Reproduce all records verbatim.
::: Extracted data :::
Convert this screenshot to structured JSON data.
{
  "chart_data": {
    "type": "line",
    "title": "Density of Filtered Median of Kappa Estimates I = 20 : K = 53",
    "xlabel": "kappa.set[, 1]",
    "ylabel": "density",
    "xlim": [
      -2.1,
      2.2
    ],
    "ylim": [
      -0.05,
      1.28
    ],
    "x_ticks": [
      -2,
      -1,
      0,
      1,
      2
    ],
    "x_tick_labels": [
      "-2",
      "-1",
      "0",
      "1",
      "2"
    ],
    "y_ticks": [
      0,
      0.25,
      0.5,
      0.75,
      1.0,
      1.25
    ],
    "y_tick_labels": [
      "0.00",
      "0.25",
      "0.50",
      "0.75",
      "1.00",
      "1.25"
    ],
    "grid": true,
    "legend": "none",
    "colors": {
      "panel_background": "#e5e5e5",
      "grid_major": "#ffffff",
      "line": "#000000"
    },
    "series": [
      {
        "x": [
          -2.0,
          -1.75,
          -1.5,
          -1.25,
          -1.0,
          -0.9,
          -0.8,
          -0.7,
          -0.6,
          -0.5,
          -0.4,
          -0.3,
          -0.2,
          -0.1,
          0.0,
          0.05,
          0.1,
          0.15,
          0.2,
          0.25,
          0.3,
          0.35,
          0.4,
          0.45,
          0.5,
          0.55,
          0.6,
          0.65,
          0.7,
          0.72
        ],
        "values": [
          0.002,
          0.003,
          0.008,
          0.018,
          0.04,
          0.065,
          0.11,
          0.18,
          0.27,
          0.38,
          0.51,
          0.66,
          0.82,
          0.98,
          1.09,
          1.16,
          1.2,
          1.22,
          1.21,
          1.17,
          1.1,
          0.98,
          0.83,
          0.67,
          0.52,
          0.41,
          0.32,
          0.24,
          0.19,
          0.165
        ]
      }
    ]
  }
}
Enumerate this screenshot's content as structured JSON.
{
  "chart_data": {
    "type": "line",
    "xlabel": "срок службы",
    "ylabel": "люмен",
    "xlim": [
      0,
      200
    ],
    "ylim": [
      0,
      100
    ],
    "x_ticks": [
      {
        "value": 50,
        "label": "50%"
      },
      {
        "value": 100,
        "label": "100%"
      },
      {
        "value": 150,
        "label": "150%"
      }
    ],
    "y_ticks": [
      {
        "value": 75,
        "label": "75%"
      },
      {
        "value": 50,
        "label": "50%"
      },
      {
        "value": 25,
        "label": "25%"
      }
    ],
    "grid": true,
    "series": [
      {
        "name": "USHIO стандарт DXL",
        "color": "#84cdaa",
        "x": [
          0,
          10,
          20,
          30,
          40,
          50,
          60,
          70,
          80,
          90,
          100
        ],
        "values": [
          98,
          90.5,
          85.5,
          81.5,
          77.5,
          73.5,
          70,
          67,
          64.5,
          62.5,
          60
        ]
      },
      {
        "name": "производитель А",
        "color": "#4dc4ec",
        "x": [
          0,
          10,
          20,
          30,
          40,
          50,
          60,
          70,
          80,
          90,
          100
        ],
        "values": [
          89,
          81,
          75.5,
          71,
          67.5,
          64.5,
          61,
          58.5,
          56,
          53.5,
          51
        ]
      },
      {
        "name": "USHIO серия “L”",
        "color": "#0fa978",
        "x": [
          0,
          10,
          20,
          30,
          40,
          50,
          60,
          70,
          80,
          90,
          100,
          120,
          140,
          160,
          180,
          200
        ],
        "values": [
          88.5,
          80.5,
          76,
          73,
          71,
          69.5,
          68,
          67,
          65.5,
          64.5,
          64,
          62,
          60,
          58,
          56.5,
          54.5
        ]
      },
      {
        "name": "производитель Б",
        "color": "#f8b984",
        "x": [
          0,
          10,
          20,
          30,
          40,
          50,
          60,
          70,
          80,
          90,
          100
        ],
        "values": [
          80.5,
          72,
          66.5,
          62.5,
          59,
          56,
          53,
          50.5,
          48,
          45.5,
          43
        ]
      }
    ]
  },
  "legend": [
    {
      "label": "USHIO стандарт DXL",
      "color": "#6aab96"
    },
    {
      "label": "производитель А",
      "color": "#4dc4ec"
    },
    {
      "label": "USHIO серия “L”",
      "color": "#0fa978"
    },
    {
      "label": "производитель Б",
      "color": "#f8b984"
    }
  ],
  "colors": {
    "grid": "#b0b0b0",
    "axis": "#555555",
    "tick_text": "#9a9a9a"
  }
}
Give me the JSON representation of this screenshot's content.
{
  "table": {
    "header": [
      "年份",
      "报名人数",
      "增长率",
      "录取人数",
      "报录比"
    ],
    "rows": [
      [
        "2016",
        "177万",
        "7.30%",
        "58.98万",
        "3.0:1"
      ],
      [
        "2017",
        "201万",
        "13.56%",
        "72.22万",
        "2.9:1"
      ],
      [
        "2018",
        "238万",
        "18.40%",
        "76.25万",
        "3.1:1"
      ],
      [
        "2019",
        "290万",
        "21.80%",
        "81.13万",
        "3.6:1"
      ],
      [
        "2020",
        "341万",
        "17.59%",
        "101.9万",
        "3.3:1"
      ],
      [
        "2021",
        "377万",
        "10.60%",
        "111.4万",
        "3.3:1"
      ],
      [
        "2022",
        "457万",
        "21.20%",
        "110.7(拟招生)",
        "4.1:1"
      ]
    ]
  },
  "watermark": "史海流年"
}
:::
◆ Response
Convert this screenshot to structured JSON data.
{
  "chart_data": {
    "type": "line",
    "title": "Density of Filtered Median of Kappa Estimates I = 20 : K = 53",
    "xlabel": "kappa.set[, 1]",
    "ylabel": "density",
    "xlim": [
      -2.1,
      2.2
    ],
    "ylim": [
      -0.05,
      1.28
    ],
    "x_ticks": [
      -2,
      -1,
      0,
      1,
      2
    ],
    "x_tick_labels": [
      "-2",
      "-1",
      "0",
      "1",
      "2"
    ],
    "y_ticks": [
      0,
      0.25,
      0.5,
      0.75,
      1.0,
      1.25
    ],
    "y_tick_labels": [
      "0.00",
      "0.25",
      "0.50",
      "0.75",
      "1.00",
      "1.25"
    ],
    "grid": true,
    "legend": "none",
    "colors": {
      "panel_background": "#e5e5e5",
      "grid_major": "#ffffff",
      "line": "#000000"
    },
    "series": [
      {
        "x": [
          -2.0,
          -1.75,
          -1.5,
          -1.25,
          -1.0,
          -0.9,
          -0.8,
          -0.7,
          -0.6,
          -0.5,
          -0.4,
          -0.3,
          -0.2,
          -0.1,
          0.0,
          0.05,
          0.1,
          0.15,
          0.2,
          0.25,
          0.3,
          0.35,
          0.4,
          0.45,
          0.5,
          0.55,
          0.6,
          0.65,
          0.7,
          0.72
        ],
        "values": [
          0.002,
          0.003,
          0.008,
          0.018,
          0.04,
          0.065,
          0.11,
          0.18,
          0.27,
          0.38,
          0.51,
          0.66,
          0.82,
          0.98,
          1.09,
          1.16,
          1.2,
          1.22,
          1.21,
          1.17,
          1.1,
          0.98,
          0.83,
          0.67,
          0.52,
          0.41,
          0.32,
          0.24,
          0.19,
          0.165
        ]
      }
    ]
  }
}
Enumerate this screenshot's content as structured JSON.
{
  "chart_data": {
    "type": "line",
    "xlabel": "срок службы",
    "ylabel": "люмен",
    "xlim": [
      0,
      200
    ],
    "ylim": [
      0,
      100
    ],
    "x_ticks": [
      {
        "value": 50,
        "label": "50%"
      },
      {
        "value": 100,
        "label": "100%"
      },
      {
        "value": 150,
        "label": "150%"
      }
    ],
    "y_ticks": [
      {
        "value": 75,
        "label": "75%"
      },
      {
        "value": 50,
        "label": "50%"
      },
      {
        "value": 25,
        "label": "25%"
      }
    ],
    "grid": true,
    "series": [
      {
        "name": "USHIO стандарт DXL",
        "color": "#84cdaa",
        "x": [
          0,
          10,
          20,
          30,
          40,
          50,
          60,
          70,
          80,
          90,
          100
        ],
        "values": [
          98,
          90.5,
          85.5,
          81.5,
          77.5,
          73.5,
          70,
          67,
          64.5,
          62.5,
          60
        ]
      },
      {
        "name": "производитель А",
        "color": "#4dc4ec",
        "x": [
          0,
          10,
          20,
          30,
          40,
          50,
          60,
          70,
          80,
          90,
          100
        ],
        "values": [
          89,
          81,
          75.5,
          71,
          67.5,
          64.5,
          61,
          58.5,
          56,
          53.5,
          51
        ]
      },
      {
        "name": "USHIO серия “L”",
        "color": "#0fa978",
        "x": [
          0,
          10,
          20,
          30,
          40,
          50,
          60,
          70,
          80,
          90,
          100,
          120,
          140,
          160,
          180,
          200
        ],
        "values": [
          88.5,
          80.5,
          76,
          73,
          71,
          69.5,
          68,
          67,
          65.5,
          64.5,
          64,
          62,
          60,
          58,
          56.5,
          54.5
        ]
      },
      {
        "name": "производитель Б",
        "color": "#f8b984",
        "x": [
          0,
          10,
          20,
          30,
          40,
          50,
          60,
          70,
          80,
          90,
          100
        ],
        "values": [
          80.5,
          72,
          66.5,
          62.5,
          59,
          56,
          53,
          50.5,
          48,
          45.5,
          43
        ]
      }
    ]
  },
  "legend": [
    {
      "label": "USHIO стандарт DXL",
      "color": "#6aab96"
    },
    {
      "label": "производитель А",
      "color": "#4dc4ec"
    },
    {
      "label": "USHIO серия “L”",
      "color": "#0fa978"
    },
    {
      "label": "производитель Б",
      "color": "#f8b984"
    }
  ],
  "colors": {
    "grid": "#b0b0b0",
    "axis": "#555555",
    "tick_text": "#9a9a9a"
  }
}
Give me the JSON representation of this screenshot's content.
{
  "table": {
    "header": [
      "年份",
      "报名人数",
      "增长率",
      "录取人数",
      "报录比"
    ],
    "rows": [
      [
        "2016",
        "177万",
        "7.30%",
        "58.98万",
        "3.0:1"
      ],
      [
        "2017",
        "201万",
        "13.56%",
        "72.22万",
        "2.9:1"
      ],
      [
        "2018",
        "238万",
        "18.40%",
        "76.25万",
        "3.1:1"
      ],
      [
        "2019",
        "290万",
        "21.80%",
        "81.13万",
        "3.6:1"
      ],
      [
        "2020",
        "341万",
        "17.59%",
        "101.9万",
        "3.3:1"
      ],
      [
        "2021",
        "377万",
        "10.60%",
        "111.4万",
        "3.3:1"
      ],
      [
        "2022",
        "457万",
        "21.20%",
        "110.7(拟招生)",
        "4.1:1"
      ]
    ]
  },
  "watermark": "史海流年"
}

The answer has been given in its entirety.